## Exercise description
Count the lines below that contain the word "this", and reply with only that number.

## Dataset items
○ ○ ○
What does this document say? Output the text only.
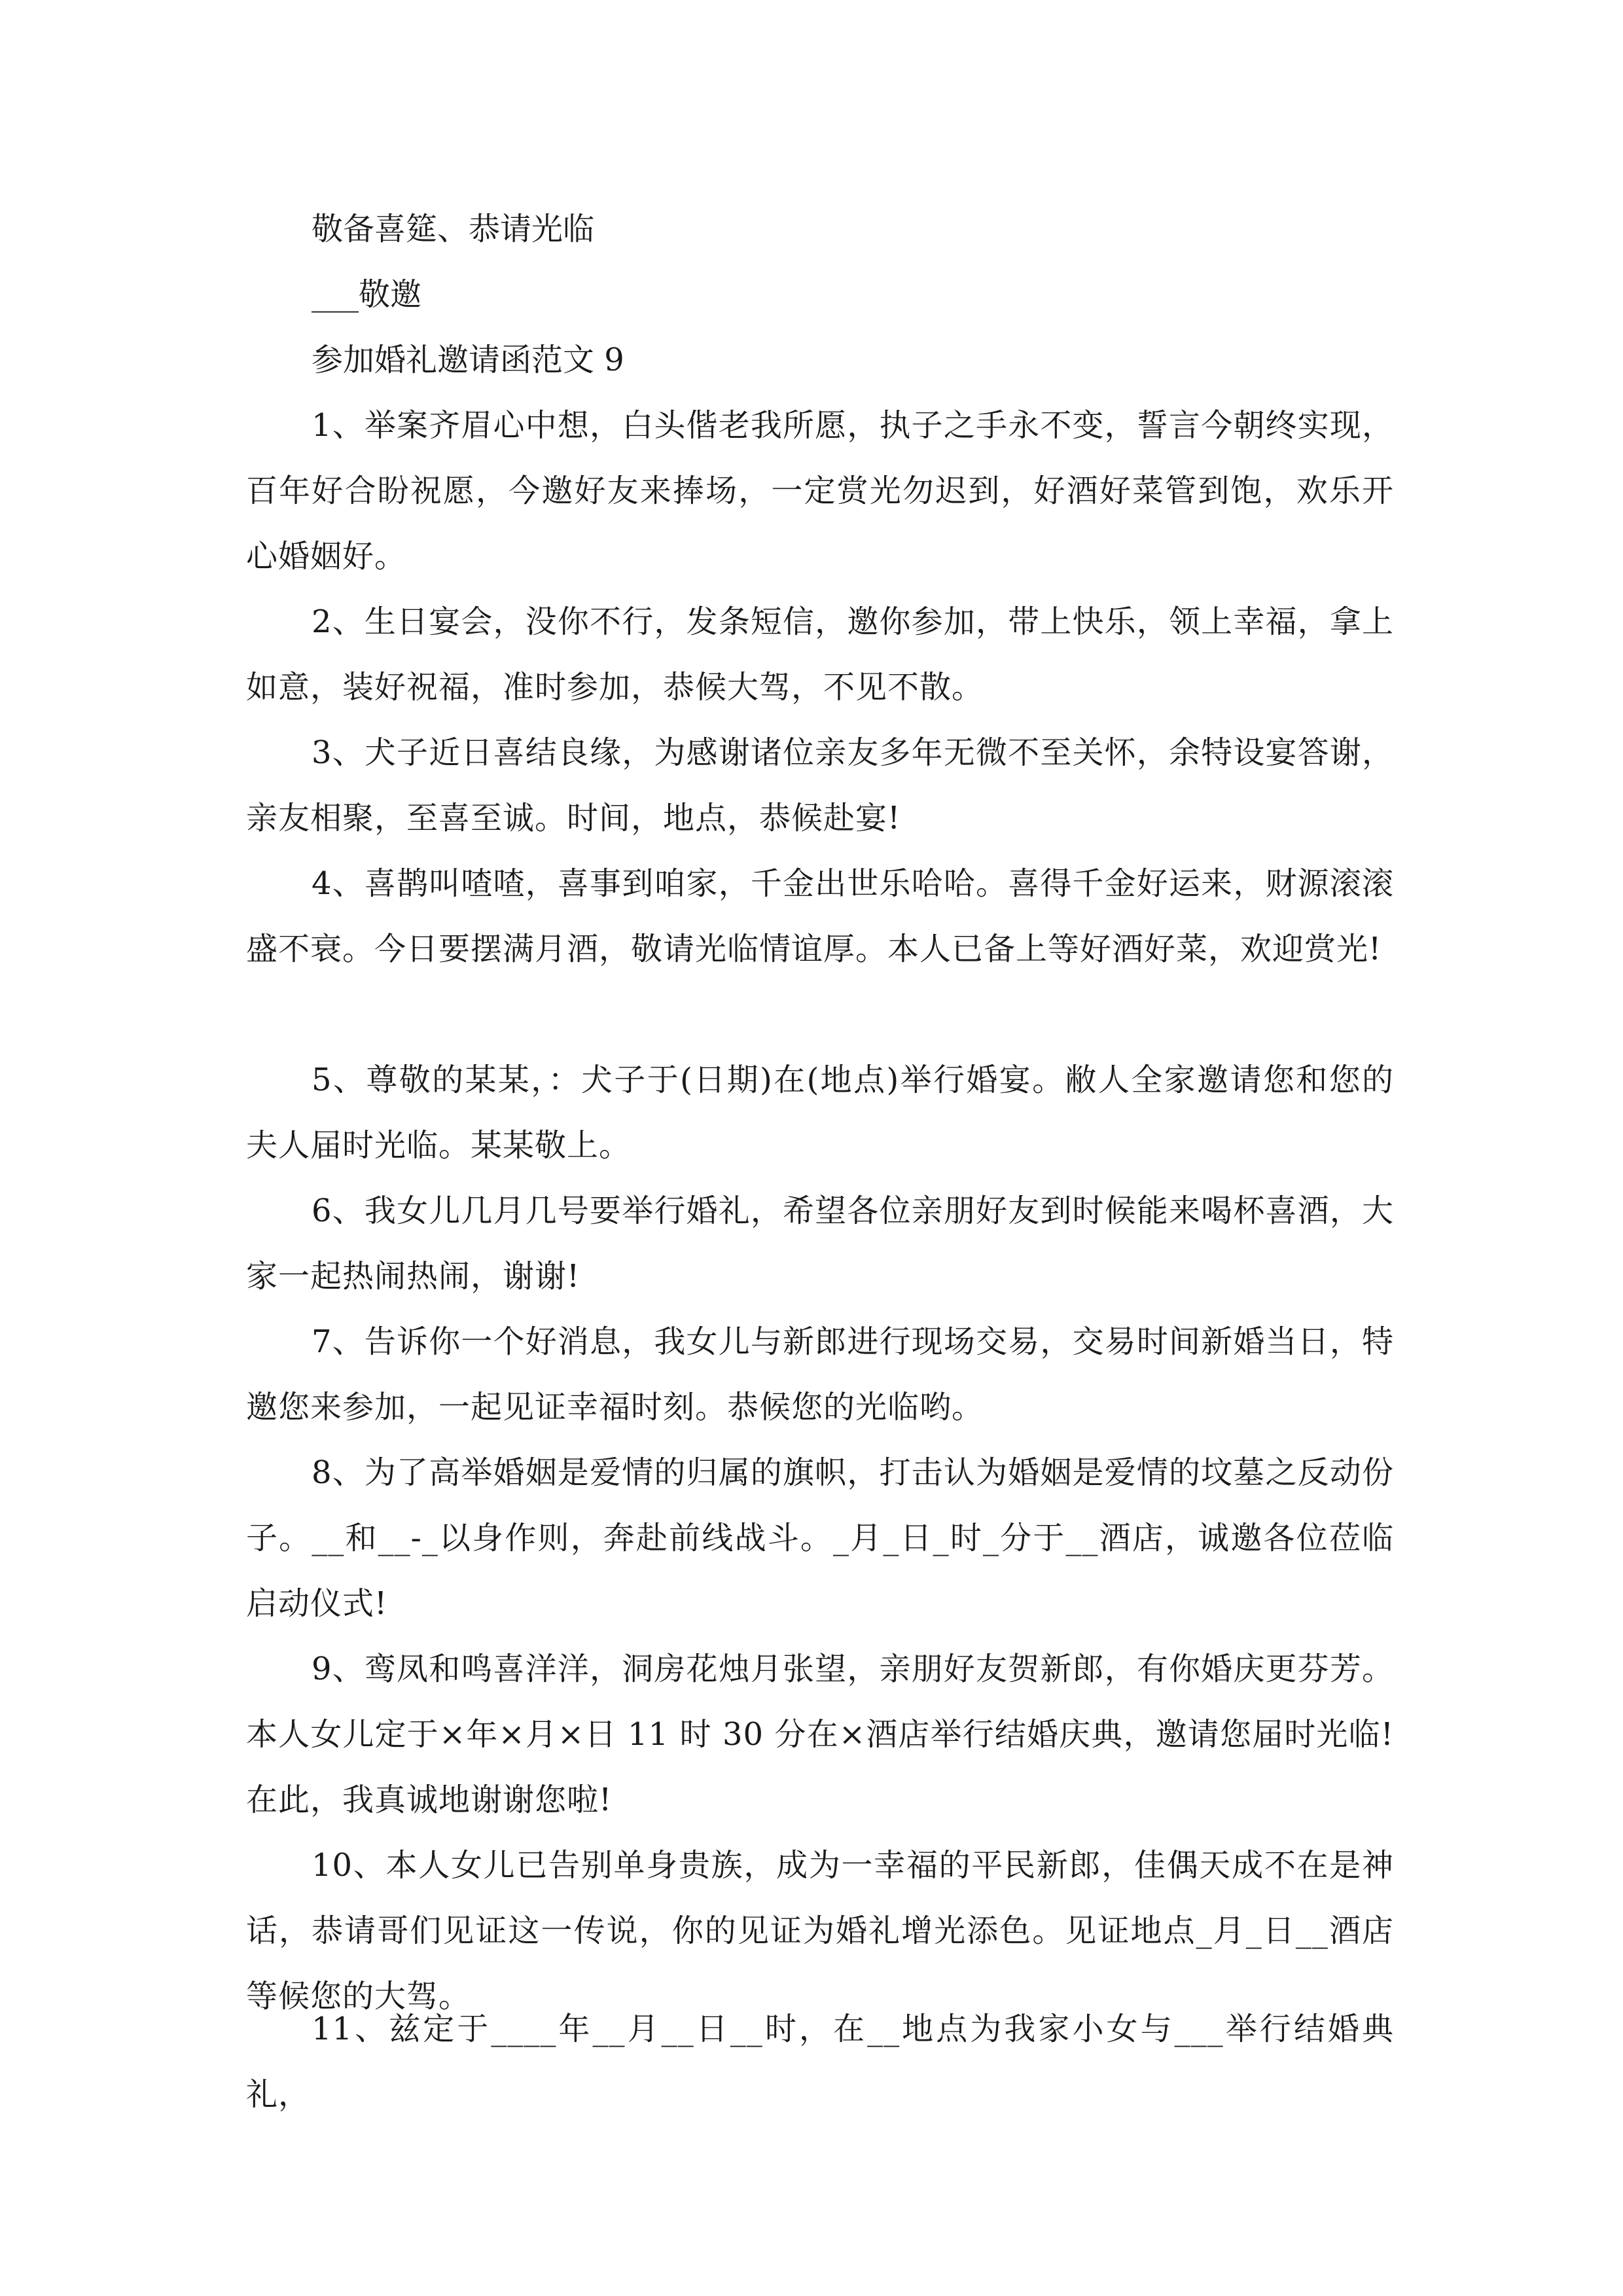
敬备喜筵、恭请光临
___敬邀
参加婚礼邀请函范文 9
1、举案齐眉心中想，白头偕老我所愿，执子之手永不变，誓言今朝终实现，百年好合盼祝愿，今邀好友来捧场，一定赏光勿迟到，好酒好菜管到饱，欢乐开心婚姻好。
2、生日宴会，没你不行，发条短信，邀你参加，带上快乐，领上幸福，拿上如意，装好祝福，准时参加，恭候大驾，不见不散。
3、犬子近日喜结良缘，为感谢诸位亲友多年无微不至关怀，余特设宴答谢，亲友相聚，至喜至诚。时间，地点，恭候赴宴!
4、喜鹊叫喳喳，喜事到咱家，千金出世乐哈哈。喜得千金好运来，财源滚滚盛不衰。今日要摆满月酒，敬请光临情谊厚。本人已备上等好酒好菜，欢迎赏光!
5、尊敬的某某，：犬子于(日期)在(地点)举行婚宴。敝人全家邀请您和您的夫人届时光临。某某敬上。
6、我女儿几月几号要举行婚礼，希望各位亲朋好友到时候能来喝杯喜酒，大家一起热闹热闹，谢谢!
7、告诉你一个好消息，我女儿与新郎进行现场交易，交易时间新婚当日，特邀您来参加，一起见证幸福时刻。恭候您的光临哟。
8、为了高举婚姻是爱情的归属的旗帜，打击认为婚姻是爱情的坟墓之反动份子。__和__-_以身作则，奔赴前线战斗。_月_日_时_分于__酒店，诚邀各位莅临启动仪式!
9、鸾凤和鸣喜洋洋，洞房花烛月张望，亲朋好友贺新郎，有你婚庆更芬芳。本人女儿定于×年×月×日 11 时 30 分在×酒店举行结婚庆典，邀请您届时光临!在此，我真诚地谢谢您啦!
10、本人女儿已告别单身贵族，成为一幸福的平民新郎，佳偶天成不在是神话，恭请哥们见证这一传说，你的见证为婚礼增光添色。见证地点_月_日__酒店等候您的大驾。
11、兹定于____年__月__日__时，在__地点为我家小女与___举行结婚典礼，
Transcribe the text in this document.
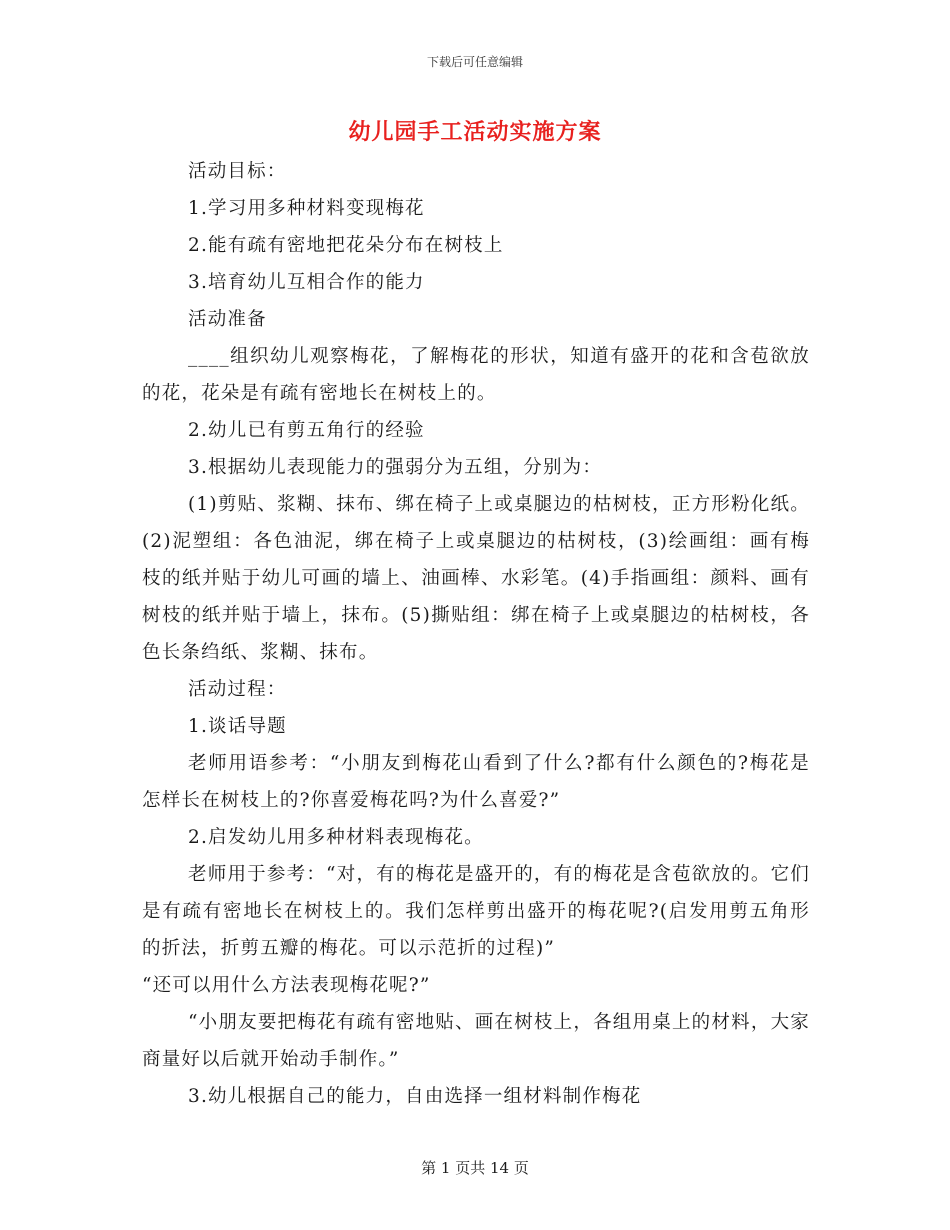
下载后可任意编辑
幼儿园手工活动实施方案

活动目标：

1.学习用多种材料变现梅花

2.能有疏有密地把花朵分布在树枝上

3.培育幼儿互相合作的能力

活动准备

____组织幼儿观察梅花，了解梅花的形状，知道有盛开的花和含苞欲放的花，花朵是有疏有密地长在树枝上的。

2.幼儿已有剪五角行的经验

3.根据幼儿表现能力的强弱分为五组，分别为：

(1)剪贴、浆糊、抹布、绑在椅子上或桌腿边的枯树枝，正方形粉化纸。(2)泥塑组：各色油泥，绑在椅子上或桌腿边的枯树枝，(3)绘画组：画有梅枝的纸并贴于幼儿可画的墙上、油画棒、水彩笔。(4)手指画组：颜料、画有树枝的纸并贴于墙上，抹布。(5)撕贴组：绑在椅子上或桌腿边的枯树枝，各色长条绉纸、浆糊、抹布。

活动过程：

1.谈话导题

老师用语参考：“小朋友到梅花山看到了什么?都有什么颜色的?梅花是怎样长在树枝上的?你喜爱梅花吗?为什么喜爱?”

2.启发幼儿用多种材料表现梅花。

老师用于参考：“对，有的梅花是盛开的，有的梅花是含苞欲放的。它们是有疏有密地长在树枝上的。我们怎样剪出盛开的梅花呢?(启发用剪五角形的折法，折剪五瓣的梅花。可以示范折的过程)”

“还可以用什么方法表现梅花呢?”

“小朋友要把梅花有疏有密地贴、画在树枝上，各组用桌上的材料，大家商量好以后就开始动手制作。”

3.幼儿根据自己的能力，自由选择一组材料制作梅花

第 1 页共 14 页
○ ○ ○
## Written solution
2